(Data entries)
--- START ---

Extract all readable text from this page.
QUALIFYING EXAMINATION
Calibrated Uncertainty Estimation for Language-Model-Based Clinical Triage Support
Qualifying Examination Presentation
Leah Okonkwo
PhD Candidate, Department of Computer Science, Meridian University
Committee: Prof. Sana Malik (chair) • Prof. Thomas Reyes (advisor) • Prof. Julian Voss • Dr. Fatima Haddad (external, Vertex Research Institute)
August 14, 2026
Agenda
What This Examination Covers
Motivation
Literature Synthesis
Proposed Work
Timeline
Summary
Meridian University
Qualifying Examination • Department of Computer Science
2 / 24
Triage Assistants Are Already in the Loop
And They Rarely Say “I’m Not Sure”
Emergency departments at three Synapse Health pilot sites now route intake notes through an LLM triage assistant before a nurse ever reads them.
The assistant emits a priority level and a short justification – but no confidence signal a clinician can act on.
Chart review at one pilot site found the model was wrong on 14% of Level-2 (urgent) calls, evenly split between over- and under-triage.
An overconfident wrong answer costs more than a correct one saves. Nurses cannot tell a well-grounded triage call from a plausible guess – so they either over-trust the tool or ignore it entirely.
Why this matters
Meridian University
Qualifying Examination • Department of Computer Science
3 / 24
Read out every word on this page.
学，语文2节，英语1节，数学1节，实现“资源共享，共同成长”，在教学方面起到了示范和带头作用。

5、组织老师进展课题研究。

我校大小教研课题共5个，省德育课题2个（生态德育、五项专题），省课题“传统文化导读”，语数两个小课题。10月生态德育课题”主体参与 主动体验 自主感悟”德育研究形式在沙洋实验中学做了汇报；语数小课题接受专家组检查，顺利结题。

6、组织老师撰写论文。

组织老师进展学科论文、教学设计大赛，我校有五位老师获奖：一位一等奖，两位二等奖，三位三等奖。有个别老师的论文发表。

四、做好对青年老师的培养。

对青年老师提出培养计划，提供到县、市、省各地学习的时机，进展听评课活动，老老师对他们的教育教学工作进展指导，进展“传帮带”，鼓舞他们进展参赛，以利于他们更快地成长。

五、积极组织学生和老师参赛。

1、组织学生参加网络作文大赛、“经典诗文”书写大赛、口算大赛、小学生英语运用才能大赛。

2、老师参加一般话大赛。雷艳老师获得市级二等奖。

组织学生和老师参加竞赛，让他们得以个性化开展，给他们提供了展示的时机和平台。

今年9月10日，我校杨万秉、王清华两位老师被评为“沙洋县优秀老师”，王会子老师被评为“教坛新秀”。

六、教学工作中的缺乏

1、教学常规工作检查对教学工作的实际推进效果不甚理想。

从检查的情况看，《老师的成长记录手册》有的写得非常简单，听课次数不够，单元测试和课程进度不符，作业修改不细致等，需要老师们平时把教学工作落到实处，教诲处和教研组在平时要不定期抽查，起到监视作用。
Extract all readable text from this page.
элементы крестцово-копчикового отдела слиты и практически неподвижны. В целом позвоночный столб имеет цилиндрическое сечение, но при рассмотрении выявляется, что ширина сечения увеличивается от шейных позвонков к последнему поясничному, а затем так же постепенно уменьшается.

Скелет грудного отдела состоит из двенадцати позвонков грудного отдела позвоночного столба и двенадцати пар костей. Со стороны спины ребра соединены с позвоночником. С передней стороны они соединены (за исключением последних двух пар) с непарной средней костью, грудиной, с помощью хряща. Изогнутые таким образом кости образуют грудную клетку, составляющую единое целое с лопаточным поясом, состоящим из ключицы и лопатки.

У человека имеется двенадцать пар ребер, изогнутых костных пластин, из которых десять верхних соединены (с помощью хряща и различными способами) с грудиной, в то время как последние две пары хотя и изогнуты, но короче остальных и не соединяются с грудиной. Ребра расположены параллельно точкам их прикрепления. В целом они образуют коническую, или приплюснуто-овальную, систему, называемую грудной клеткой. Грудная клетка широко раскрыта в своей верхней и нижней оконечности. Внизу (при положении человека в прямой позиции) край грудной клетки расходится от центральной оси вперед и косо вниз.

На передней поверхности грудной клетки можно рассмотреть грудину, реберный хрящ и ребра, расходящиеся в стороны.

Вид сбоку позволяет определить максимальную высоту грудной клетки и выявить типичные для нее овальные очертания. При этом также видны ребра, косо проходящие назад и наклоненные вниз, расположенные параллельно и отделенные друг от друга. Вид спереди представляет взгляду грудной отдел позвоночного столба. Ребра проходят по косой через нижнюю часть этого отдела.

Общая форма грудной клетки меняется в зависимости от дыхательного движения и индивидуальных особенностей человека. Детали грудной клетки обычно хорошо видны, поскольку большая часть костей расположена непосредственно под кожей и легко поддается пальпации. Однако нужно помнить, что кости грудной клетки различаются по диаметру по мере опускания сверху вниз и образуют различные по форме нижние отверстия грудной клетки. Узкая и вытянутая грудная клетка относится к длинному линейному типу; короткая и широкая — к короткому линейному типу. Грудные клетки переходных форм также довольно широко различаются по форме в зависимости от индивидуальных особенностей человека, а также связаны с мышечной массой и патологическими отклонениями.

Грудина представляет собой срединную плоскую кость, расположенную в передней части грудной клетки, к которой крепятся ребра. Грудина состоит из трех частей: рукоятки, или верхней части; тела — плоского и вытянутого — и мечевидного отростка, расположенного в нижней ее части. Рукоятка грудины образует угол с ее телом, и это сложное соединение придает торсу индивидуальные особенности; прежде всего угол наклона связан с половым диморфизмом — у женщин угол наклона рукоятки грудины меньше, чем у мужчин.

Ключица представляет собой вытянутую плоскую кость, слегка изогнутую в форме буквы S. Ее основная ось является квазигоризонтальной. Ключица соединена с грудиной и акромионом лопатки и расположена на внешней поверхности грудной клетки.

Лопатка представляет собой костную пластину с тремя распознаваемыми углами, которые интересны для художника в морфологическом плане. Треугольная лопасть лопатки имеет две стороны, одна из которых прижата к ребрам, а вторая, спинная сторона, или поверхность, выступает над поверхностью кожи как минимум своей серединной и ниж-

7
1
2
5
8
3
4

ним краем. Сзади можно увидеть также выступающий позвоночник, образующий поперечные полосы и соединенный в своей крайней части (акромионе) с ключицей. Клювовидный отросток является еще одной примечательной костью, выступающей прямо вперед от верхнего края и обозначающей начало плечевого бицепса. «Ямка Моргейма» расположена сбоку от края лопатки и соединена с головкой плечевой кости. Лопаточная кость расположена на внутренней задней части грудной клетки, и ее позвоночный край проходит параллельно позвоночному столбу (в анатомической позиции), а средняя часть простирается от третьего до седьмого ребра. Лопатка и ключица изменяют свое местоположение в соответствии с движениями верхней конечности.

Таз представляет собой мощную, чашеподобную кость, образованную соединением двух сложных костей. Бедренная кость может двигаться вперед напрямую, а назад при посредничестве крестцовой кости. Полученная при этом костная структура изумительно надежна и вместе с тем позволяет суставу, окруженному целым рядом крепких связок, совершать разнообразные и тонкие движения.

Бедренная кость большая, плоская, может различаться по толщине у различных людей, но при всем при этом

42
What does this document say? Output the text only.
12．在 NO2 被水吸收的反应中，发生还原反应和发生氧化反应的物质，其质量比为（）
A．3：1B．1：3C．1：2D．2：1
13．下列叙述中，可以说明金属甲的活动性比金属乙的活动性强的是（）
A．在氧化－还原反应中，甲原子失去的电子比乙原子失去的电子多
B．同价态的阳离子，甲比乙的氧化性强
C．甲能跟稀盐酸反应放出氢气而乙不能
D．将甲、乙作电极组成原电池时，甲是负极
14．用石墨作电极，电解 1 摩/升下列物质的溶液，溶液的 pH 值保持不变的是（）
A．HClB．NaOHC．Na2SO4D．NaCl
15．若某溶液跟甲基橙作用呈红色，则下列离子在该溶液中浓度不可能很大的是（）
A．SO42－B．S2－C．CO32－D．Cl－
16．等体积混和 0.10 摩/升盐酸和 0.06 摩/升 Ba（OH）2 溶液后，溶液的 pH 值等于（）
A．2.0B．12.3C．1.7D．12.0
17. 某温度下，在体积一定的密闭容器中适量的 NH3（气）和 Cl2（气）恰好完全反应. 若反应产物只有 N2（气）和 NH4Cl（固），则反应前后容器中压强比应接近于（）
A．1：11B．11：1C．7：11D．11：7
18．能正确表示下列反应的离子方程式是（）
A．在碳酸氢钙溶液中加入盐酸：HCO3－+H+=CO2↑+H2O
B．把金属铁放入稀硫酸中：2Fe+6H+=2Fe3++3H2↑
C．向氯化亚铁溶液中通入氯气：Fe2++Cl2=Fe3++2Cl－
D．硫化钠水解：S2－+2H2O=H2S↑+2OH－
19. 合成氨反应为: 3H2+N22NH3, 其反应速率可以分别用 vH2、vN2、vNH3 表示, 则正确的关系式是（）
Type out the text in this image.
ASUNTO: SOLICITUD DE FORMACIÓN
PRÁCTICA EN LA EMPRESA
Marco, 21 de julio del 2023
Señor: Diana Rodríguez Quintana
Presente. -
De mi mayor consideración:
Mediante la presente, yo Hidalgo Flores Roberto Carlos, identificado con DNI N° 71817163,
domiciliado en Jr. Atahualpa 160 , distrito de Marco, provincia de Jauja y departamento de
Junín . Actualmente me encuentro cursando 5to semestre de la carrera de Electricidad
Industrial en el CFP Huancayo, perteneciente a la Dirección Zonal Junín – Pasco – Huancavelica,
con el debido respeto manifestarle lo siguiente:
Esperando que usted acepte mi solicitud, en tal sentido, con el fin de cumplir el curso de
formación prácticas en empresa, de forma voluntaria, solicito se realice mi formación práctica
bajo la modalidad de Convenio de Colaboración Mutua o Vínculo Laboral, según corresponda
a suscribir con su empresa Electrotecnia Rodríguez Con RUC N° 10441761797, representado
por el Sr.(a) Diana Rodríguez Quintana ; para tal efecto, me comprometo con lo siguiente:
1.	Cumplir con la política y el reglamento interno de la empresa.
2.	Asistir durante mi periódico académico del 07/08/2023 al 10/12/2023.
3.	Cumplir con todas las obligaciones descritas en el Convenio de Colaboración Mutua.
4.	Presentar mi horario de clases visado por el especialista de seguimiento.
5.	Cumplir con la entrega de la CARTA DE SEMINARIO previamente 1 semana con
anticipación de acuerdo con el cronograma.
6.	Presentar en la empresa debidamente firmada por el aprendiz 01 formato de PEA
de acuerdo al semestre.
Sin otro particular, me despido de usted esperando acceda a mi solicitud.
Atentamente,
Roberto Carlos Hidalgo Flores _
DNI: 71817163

--- END ---

- YOUR OBJECTIVE -
Collect the lines of the data that carry the word "грудиной".

- SOLUTION TO THIS TASK -
Скелет грудного отдела состоит из двенадцати позвонков грудного отдела позвоночного столба и двенадцати пар костей. Со стороны спины ребра соединены с позвоночником. С передней стороны они соединены (за исключением последних двух пар) с непарной средней костью, грудиной, с помощью хряща. Изогнутые таким образом кости образуют грудную клетку, составляющую единое целое с лопаточным поясом, состоящим из ключицы и лопатки.
У человека имеется двенадцать пар ребер, изогнутых костных пластин, из которых десять верхних соединены (с помощью хряща и различными способами) с грудиной, в то время как последние две пары хотя и изогнуты, но короче остальных и не соединяются с грудиной. Ребра расположены параллельно точкам их прикрепления. В целом они образуют коническую, или приплюснуто-овальную, систему, называемую грудной клеткой. Грудная клетка широко раскрыта в своей верхней и нижней оконечности. Внизу (при положении человека в прямой позиции) край грудной клетки расходится от центральной оси вперед и косо вниз.
Ключица представляет собой вытянутую плоскую кость, слегка изогнутую в форме буквы S. Ее основная ось является квазигоризонтальной. Ключица соединена с грудиной и акромионом лопатки и расположена на внешней поверхности грудной клетки.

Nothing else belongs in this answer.